Written request: Duplicate, without any change, the lines in the records below from the line containing "X-axis label: Migliaia" to the line containing "166 564 226</box>".

(Element-and-box listings)
------------------------------------------------------------

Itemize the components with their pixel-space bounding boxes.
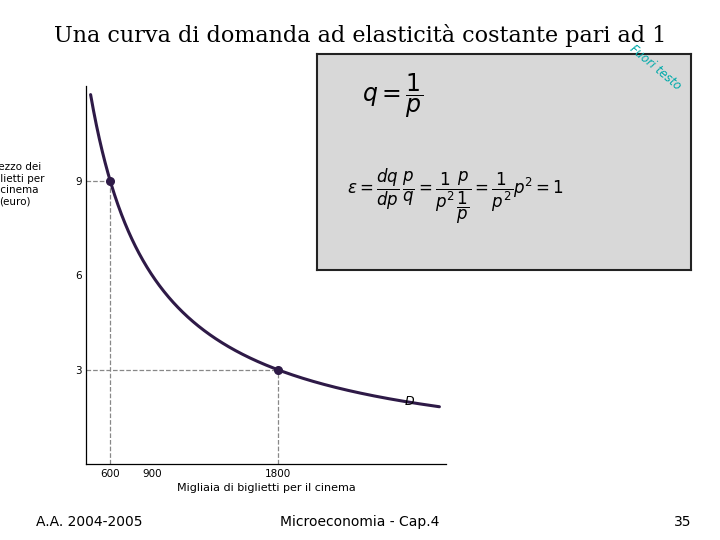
X-axis label: Migliaia di biglietti per il cinema: Migliaia di biglietti per il cinema <box>177 483 356 494</box>
Text: $q = \dfrac{1}{p}$: $q = \dfrac{1}{p}$ <box>361 71 423 120</box>
Text: Una curva di domanda ad elasticità costante pari ad 1: Una curva di domanda ad elasticità costa… <box>54 24 666 48</box>
Text: Fuori testo: Fuori testo <box>627 42 683 93</box>
Text: A.A. 2004-2005: A.A. 2004-2005 <box>36 515 143 529</box>
Text: Microeconomia - Cap.4: Microeconomia - Cap.4 <box>280 515 440 529</box>
Y-axis label: Prezzo dei
biglietti per
il cinema
(euro): Prezzo dei biglietti per il cinema (euro… <box>0 162 45 207</box>
Text: $D$: $D$ <box>405 395 415 408</box>
Text: 35: 35 <box>674 515 691 529</box>
Text: $\varepsilon = \dfrac{dq}{dp}\,\dfrac{p}{q} = \dfrac{1}{p^2}\dfrac{p}{\dfrac{1}{: $\varepsilon = \dfrac{dq}{dp}\,\dfrac{p}… <box>347 166 564 226</box>
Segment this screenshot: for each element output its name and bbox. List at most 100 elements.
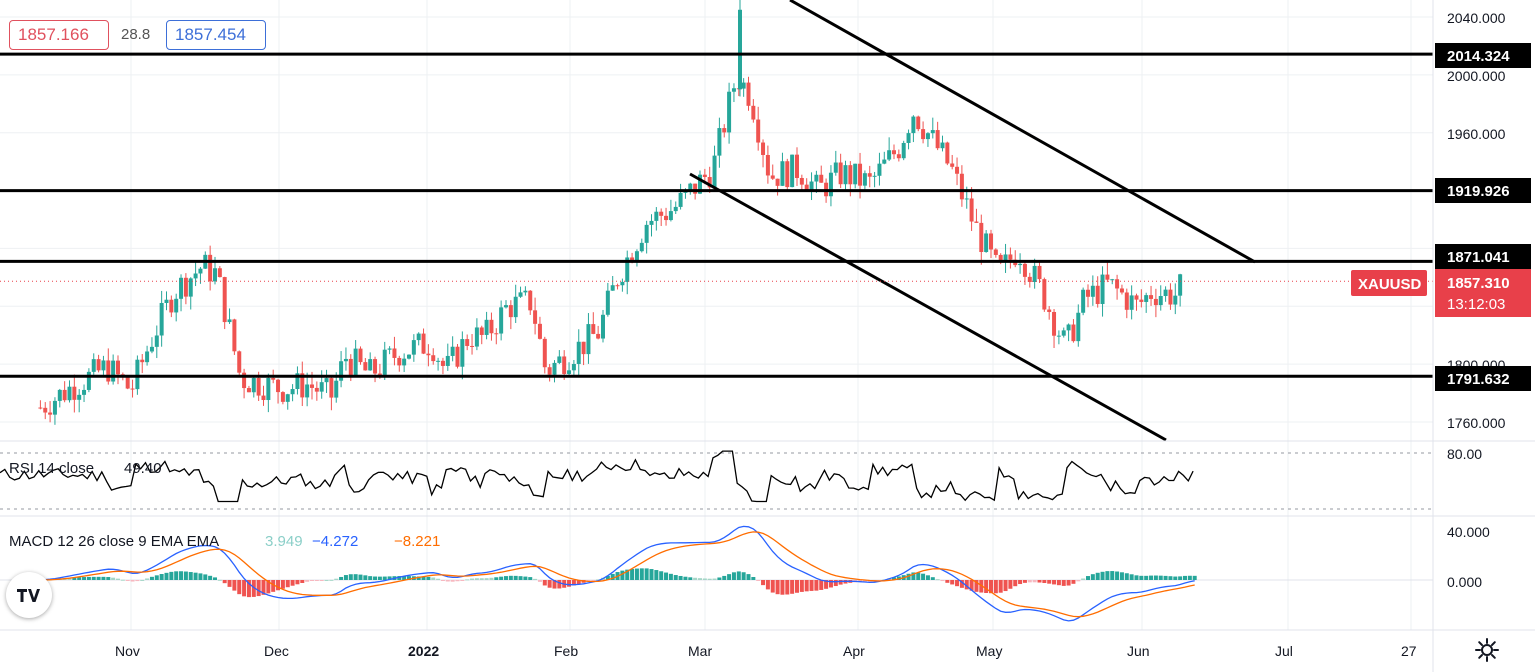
macd-histogram-bar <box>193 572 198 580</box>
candle-body <box>276 379 281 393</box>
macd-histogram-bar <box>96 576 101 580</box>
macd-histogram-bar <box>91 576 96 580</box>
candle-body <box>1100 274 1105 305</box>
macd-histogram-bar <box>775 580 780 595</box>
candle-body <box>1178 274 1183 296</box>
macd-histogram-bar <box>790 580 795 594</box>
bid-price: 1857.166 <box>18 25 89 44</box>
candle-body <box>339 361 344 381</box>
macd-histogram-bar <box>731 572 736 580</box>
macd-histogram-bar <box>751 576 756 580</box>
candle-body <box>411 340 416 355</box>
macd-histogram-bar <box>237 580 242 595</box>
candle-body <box>145 351 150 363</box>
macd-histogram-bar <box>1105 571 1110 580</box>
macd-histogram-bar <box>1134 575 1139 580</box>
candle-body <box>1018 263 1023 266</box>
macd-line-value: −4.272 <box>312 533 358 550</box>
macd-histogram-bar <box>1110 571 1115 580</box>
macd-histogram-bar <box>697 578 702 580</box>
macd-histogram-bar <box>814 580 819 591</box>
macd-histogram-bar <box>416 576 421 580</box>
candle-body <box>38 407 43 409</box>
macd-histogram-bar <box>290 580 295 586</box>
macd-histogram-bar <box>634 568 639 580</box>
candle-body <box>1105 274 1110 280</box>
macd-histogram-bar <box>809 580 814 591</box>
macd-histogram-bar <box>785 580 790 595</box>
candle-body <box>1168 289 1173 305</box>
candle-body <box>552 362 557 375</box>
bid-price-button[interactable]: 1857.166 <box>9 20 109 50</box>
candle-body <box>246 388 251 393</box>
macd-histogram-bar <box>465 579 470 581</box>
macd-histogram-bar <box>426 576 431 580</box>
macd-histogram-bar <box>542 580 547 586</box>
macd-histogram-bar <box>1027 580 1032 583</box>
macd-histogram-bar <box>135 580 140 582</box>
macd-histogram-bar <box>479 578 484 580</box>
macd-histogram-bar <box>120 579 125 581</box>
candle-body <box>756 119 761 143</box>
macd-histogram-bar <box>373 576 378 580</box>
candle-body <box>738 9 742 90</box>
candle-body <box>1119 288 1124 293</box>
candle-body <box>678 192 683 207</box>
candle-body <box>746 82 751 106</box>
macd-histogram-bar <box>678 575 683 580</box>
candle-body <box>974 221 979 223</box>
candle-body <box>688 183 693 190</box>
candle-body <box>217 268 222 278</box>
gear-icon[interactable] <box>1473 636 1501 664</box>
candle-body <box>751 105 756 120</box>
candle-body <box>969 198 974 222</box>
macd-label[interactable]: MACD 12 26 close 9 EMA EMA <box>9 533 219 550</box>
macd-histogram-bar <box>756 580 761 581</box>
candle-body <box>169 299 174 313</box>
candle-body <box>804 184 809 191</box>
rsi-label[interactable]: RSI 14 close <box>9 460 94 477</box>
macd-histogram-bar <box>1022 580 1027 583</box>
macd-histogram-bar <box>921 573 926 580</box>
candle-body <box>256 377 261 396</box>
candle-body <box>382 349 387 375</box>
time-label-mar: Mar <box>688 643 712 659</box>
candle-body <box>377 373 382 375</box>
macd-histogram-bar <box>930 577 935 580</box>
macd-histogram-bar <box>1158 575 1163 580</box>
macd-histogram-bar <box>329 579 334 581</box>
macd-histogram-bar <box>300 580 305 583</box>
macd-histogram-bar <box>1013 580 1018 587</box>
candle-body <box>271 377 276 380</box>
candle-body <box>513 296 518 318</box>
macd-histogram-bar <box>353 574 358 580</box>
candle-body <box>707 177 712 188</box>
countdown: 13:12:03 <box>1447 296 1505 313</box>
candle-body <box>82 389 87 395</box>
candle-body <box>882 159 887 164</box>
macd-histogram-bar <box>1061 580 1066 586</box>
macd-histogram-bar <box>149 576 154 580</box>
macd-histogram-bar <box>513 575 518 580</box>
macd-histogram-bar <box>940 580 945 582</box>
ask-price: 1857.454 <box>175 25 246 44</box>
macd-histogram-bar <box>1173 576 1178 580</box>
candle-body <box>222 277 227 323</box>
tradingview-logo-icon[interactable] <box>6 572 52 618</box>
price-tick-1960: 1960.000 <box>1447 126 1506 142</box>
macd-histogram-bar <box>145 578 150 580</box>
horizontal-levels <box>0 52 1433 378</box>
candle-body <box>48 412 53 415</box>
ask-price-button[interactable]: 1857.454 <box>166 20 266 50</box>
candle-body <box>654 211 659 221</box>
candle-body <box>780 161 785 186</box>
macd-histogram-bar <box>1119 572 1124 580</box>
macd-histogram-bar <box>436 578 441 580</box>
macd-histogram-bar <box>232 580 237 591</box>
candle-body <box>368 359 373 371</box>
candle-body <box>140 359 145 363</box>
macd-histogram-bar <box>455 580 460 582</box>
macd-histogram-bar <box>664 572 669 580</box>
macd-histogram-bar <box>1066 580 1071 586</box>
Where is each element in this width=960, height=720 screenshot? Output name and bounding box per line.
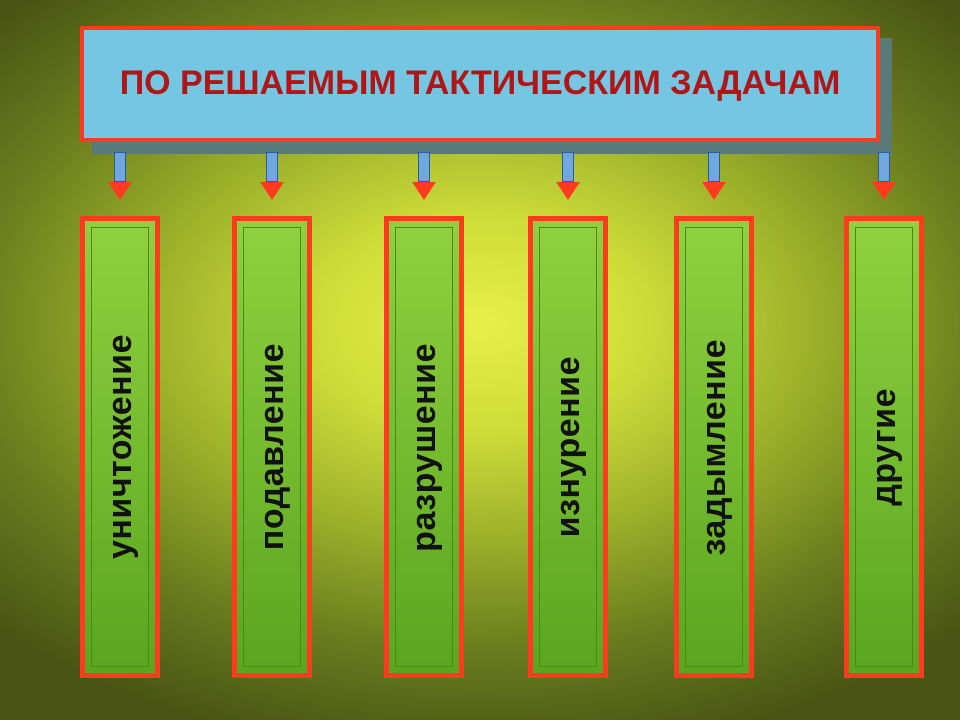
arrow-head-icon xyxy=(702,182,726,200)
arrow-head-icon xyxy=(556,182,580,200)
arrow-shaft xyxy=(266,152,278,182)
arrow-shaft xyxy=(114,152,126,182)
category-label: другие xyxy=(865,388,904,506)
category-label: подавление xyxy=(253,343,292,550)
arrow-4 xyxy=(702,152,726,200)
arrow-head-icon xyxy=(260,182,284,200)
arrow-shaft xyxy=(878,152,890,182)
category-label: уничтожение xyxy=(101,334,140,559)
category-box: подавление xyxy=(232,216,312,678)
arrow-head-icon xyxy=(412,182,436,200)
arrow-1 xyxy=(260,152,284,200)
arrow-shaft xyxy=(708,152,720,182)
arrow-shaft xyxy=(418,152,430,182)
category-label: изнурение xyxy=(549,356,588,537)
arrow-3 xyxy=(556,152,580,200)
category-box: изнурение xyxy=(528,216,608,678)
header-box: ПО РЕШАЕМЫМ ТАКТИЧЕСКИМ ЗАДАЧАМ xyxy=(80,26,880,142)
category-box: разрушение xyxy=(384,216,464,678)
arrow-head-icon xyxy=(872,182,896,200)
arrow-5 xyxy=(872,152,896,200)
arrow-head-icon xyxy=(108,182,132,200)
arrow-2 xyxy=(412,152,436,200)
diagram-stage: ПО РЕШАЕМЫМ ТАКТИЧЕСКИМ ЗАДАЧАМ уничтожен… xyxy=(0,0,960,720)
category-box: уничтожение xyxy=(80,216,160,678)
category-label: разрушение xyxy=(405,343,444,552)
category-box: задымление xyxy=(674,216,754,678)
arrow-0 xyxy=(108,152,132,200)
category-label: задымление xyxy=(695,339,734,556)
arrow-shaft xyxy=(562,152,574,182)
category-box: другие xyxy=(844,216,924,678)
header-title: ПО РЕШАЕМЫМ ТАКТИЧЕСКИМ ЗАДАЧАМ xyxy=(120,64,841,103)
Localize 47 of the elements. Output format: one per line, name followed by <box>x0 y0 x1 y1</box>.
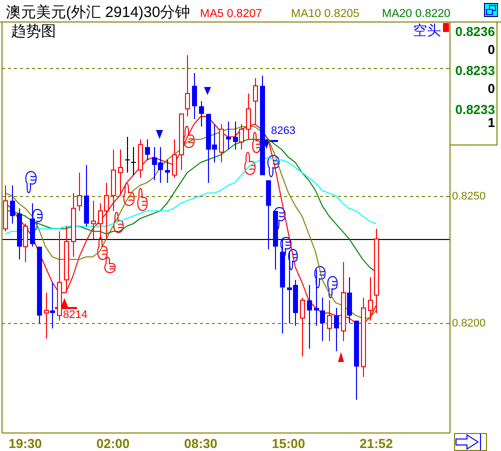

------------------------------------------------------------

Correct response:
X-axis label: Migliaia di biglietti per il cinema: Migliaia di biglietti per il cinema <box>177 483 356 494</box>
Text: $q = \dfrac{1}{p}$: $q = \dfrac{1}{p}$ <box>361 71 423 120</box>
Text: Una curva di domanda ad elasticità costante pari ad 1: Una curva di domanda ad elasticità costa… <box>54 24 666 48</box>
Text: Fuori testo: Fuori testo <box>627 42 683 93</box>
Text: A.A. 2004-2005: A.A. 2004-2005 <box>36 515 143 529</box>
Text: Microeconomia - Cap.4: Microeconomia - Cap.4 <box>280 515 440 529</box>
Y-axis label: Prezzo dei
biglietti per
il cinema
(euro): Prezzo dei biglietti per il cinema (euro… <box>0 162 45 207</box>
Text: $D$: $D$ <box>405 395 415 408</box>
Text: 35: 35 <box>674 515 691 529</box>
Text: $\varepsilon = \dfrac{dq}{dp}\,\dfrac{p}{q} = \dfrac{1}{p^2}\dfrac{p}{\dfrac{1}{: $\varepsilon = \dfrac{dq}{dp}\,\dfrac{p}… <box>347 166 564 226</box>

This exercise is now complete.